___ PASSAGE SHOWN

Background There have been no effective treatments for slowing or reversing Alzheimer’s disease (AD) until now. Growing preclinical evidence, including this study, suggests that mesenchymal stem cells-secreted exosomes (MSCs-Exos) have the potential to cure AD.

Aims The first three-arm, drug-intervention, phase I/II clinical trial was conducted to explore the safety and efficacy of allogenic human adipose MSCs-Exos (ahaMSCs-Exos) in patients with mild to moderate AD.

Methods The eligible subjects were assigned to one of three dosage groups, intranasally administrated with ahaMSCs-Exos two times per week for 12 weeks, and underwent follow-up visits at weeks 16, 24, 36 and 48.

Results No adverse events were reported. In the medium-dose arm, Alzheimer’s Disease Assessment Scale–Cognitive section (ADAS-cog) scores decreased by 2.33 (1.19) and the basic version of Montreal Cognitive Assessment scores increased by 2.38 (0.58) at week 12 compared with baseline levels, indicating improved cognitive function. Moreover, the ADAS-cog scores in the medium-dose arm decreased continuously by 3.98 points until week 36. There were no significant differences in altered amyloid or tau deposition among the three arms, but hippocampal volume shrank less in the medium-dose arm to some extent.

______

__PROBLEM__:
From the Alzheimer's trial abstract, list every week at which subjects had a follow-up visit. None of the items are needed here.

___ DATA UNDER STUDY

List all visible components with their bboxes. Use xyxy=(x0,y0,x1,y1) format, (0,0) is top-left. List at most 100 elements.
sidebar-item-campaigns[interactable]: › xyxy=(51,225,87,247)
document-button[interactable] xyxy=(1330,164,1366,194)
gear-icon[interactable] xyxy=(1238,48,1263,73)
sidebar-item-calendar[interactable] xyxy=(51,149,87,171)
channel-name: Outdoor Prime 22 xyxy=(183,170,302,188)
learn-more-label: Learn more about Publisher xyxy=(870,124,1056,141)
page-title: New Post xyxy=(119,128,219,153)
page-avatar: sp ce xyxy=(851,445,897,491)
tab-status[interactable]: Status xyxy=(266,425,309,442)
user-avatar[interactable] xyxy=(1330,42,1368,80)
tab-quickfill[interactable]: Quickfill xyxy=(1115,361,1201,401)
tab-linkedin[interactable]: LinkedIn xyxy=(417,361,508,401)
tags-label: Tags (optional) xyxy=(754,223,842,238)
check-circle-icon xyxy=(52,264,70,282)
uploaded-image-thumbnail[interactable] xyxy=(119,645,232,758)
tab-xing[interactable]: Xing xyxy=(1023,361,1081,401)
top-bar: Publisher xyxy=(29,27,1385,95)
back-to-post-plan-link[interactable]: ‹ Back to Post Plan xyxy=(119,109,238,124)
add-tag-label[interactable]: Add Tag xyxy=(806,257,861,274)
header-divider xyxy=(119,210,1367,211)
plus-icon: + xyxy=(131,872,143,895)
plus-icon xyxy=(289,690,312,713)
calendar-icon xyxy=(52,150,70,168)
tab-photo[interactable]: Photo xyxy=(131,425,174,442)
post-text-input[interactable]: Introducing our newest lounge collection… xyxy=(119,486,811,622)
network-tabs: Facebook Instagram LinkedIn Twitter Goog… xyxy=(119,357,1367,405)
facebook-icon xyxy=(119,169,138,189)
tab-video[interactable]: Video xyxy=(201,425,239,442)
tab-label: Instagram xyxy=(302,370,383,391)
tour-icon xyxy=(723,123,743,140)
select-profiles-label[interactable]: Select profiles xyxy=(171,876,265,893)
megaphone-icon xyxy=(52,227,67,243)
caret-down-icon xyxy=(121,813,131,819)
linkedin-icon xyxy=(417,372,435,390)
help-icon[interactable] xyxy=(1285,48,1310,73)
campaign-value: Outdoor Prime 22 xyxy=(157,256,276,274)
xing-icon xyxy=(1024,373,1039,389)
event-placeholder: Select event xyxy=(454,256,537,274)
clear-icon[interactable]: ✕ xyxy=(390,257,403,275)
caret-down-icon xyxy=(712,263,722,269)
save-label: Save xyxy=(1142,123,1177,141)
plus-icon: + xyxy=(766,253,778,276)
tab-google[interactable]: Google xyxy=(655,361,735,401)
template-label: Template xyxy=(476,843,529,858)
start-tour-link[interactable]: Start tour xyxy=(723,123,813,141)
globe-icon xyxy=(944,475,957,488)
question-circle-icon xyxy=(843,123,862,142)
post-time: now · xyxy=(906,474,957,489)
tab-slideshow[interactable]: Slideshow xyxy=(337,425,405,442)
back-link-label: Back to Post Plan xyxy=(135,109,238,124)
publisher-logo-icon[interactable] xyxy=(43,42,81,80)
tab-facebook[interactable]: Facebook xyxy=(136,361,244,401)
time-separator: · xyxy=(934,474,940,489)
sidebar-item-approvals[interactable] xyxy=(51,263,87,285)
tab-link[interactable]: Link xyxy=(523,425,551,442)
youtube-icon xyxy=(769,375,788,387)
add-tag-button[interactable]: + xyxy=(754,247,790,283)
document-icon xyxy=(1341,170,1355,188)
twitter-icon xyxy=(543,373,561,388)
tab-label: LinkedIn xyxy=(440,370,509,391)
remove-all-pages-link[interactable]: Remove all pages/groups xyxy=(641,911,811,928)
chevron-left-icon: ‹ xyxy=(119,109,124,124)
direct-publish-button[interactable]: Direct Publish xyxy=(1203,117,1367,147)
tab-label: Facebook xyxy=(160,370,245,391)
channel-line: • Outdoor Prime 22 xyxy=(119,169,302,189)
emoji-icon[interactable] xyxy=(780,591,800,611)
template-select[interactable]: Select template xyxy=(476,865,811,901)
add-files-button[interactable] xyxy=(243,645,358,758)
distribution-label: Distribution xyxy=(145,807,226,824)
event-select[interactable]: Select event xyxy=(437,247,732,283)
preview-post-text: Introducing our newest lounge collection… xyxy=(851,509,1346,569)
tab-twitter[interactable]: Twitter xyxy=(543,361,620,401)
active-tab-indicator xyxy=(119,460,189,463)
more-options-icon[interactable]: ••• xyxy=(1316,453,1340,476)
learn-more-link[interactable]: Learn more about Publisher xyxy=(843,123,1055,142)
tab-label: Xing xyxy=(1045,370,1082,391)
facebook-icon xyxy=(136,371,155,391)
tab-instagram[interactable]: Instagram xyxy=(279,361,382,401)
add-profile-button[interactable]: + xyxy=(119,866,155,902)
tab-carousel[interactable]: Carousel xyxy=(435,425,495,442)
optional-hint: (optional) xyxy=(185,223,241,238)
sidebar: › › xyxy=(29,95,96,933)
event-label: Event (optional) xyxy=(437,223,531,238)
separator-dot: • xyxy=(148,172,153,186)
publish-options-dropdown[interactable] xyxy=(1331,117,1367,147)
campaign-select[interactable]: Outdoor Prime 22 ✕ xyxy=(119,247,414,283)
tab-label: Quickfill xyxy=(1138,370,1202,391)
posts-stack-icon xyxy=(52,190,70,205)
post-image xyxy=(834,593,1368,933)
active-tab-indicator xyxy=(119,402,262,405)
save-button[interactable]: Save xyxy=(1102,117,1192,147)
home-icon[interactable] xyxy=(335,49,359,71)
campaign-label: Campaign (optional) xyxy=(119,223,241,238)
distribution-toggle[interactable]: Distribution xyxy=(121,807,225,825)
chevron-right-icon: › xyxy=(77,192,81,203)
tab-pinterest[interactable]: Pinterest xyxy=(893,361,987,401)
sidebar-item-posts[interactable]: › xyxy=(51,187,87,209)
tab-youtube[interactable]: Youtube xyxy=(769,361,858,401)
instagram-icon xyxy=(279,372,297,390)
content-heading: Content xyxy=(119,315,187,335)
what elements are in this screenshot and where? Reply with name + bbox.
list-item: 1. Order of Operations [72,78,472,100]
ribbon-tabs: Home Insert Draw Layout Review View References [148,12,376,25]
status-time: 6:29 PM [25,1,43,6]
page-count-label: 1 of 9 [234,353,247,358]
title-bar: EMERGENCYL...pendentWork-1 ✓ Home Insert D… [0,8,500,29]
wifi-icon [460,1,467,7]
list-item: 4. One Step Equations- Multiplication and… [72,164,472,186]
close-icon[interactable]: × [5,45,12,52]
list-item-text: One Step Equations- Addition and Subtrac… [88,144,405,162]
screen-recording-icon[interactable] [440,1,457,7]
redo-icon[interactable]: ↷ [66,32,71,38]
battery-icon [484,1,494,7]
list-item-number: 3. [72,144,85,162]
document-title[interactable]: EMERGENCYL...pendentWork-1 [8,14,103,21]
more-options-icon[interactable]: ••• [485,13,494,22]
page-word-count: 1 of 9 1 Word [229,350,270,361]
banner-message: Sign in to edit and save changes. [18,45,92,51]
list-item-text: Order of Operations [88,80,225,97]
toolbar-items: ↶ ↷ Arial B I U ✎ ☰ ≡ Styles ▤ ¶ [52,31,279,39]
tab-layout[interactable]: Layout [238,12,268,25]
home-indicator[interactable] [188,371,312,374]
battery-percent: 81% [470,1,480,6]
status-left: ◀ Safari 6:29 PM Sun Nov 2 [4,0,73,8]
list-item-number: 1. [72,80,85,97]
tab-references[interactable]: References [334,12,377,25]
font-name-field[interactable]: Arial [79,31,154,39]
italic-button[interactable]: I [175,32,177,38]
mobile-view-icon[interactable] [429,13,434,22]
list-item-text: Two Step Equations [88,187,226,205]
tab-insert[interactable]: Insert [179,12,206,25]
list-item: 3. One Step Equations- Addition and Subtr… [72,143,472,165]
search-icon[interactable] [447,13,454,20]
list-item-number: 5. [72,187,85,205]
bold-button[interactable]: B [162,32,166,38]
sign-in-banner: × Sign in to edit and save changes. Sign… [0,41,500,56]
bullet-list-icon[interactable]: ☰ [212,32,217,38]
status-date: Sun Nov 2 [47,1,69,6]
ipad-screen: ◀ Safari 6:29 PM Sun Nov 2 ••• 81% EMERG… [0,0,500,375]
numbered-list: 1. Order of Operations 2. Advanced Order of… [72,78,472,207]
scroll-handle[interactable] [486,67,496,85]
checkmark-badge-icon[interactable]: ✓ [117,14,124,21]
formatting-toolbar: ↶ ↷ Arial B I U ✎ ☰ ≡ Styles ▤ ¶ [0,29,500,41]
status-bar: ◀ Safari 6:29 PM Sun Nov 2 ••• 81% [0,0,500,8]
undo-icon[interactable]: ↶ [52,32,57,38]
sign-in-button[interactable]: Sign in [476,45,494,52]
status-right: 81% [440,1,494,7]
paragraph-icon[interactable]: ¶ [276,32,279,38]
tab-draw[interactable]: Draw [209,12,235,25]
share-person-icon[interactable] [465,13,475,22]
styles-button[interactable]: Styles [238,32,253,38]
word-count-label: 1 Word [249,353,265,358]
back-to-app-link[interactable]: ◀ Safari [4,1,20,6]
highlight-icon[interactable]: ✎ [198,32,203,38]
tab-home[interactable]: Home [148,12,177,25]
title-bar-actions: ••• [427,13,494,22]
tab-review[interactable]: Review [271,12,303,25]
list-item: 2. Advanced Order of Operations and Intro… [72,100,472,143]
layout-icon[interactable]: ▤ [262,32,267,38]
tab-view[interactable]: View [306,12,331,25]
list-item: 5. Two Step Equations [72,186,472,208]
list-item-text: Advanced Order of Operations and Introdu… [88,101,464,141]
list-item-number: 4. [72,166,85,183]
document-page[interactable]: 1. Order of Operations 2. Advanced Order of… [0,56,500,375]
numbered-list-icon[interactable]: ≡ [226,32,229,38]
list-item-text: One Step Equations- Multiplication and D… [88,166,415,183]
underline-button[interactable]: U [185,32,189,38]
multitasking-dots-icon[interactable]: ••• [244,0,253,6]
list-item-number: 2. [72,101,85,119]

______

__RESPONSE AREA__:
Week 16, week 24, week 36, week 48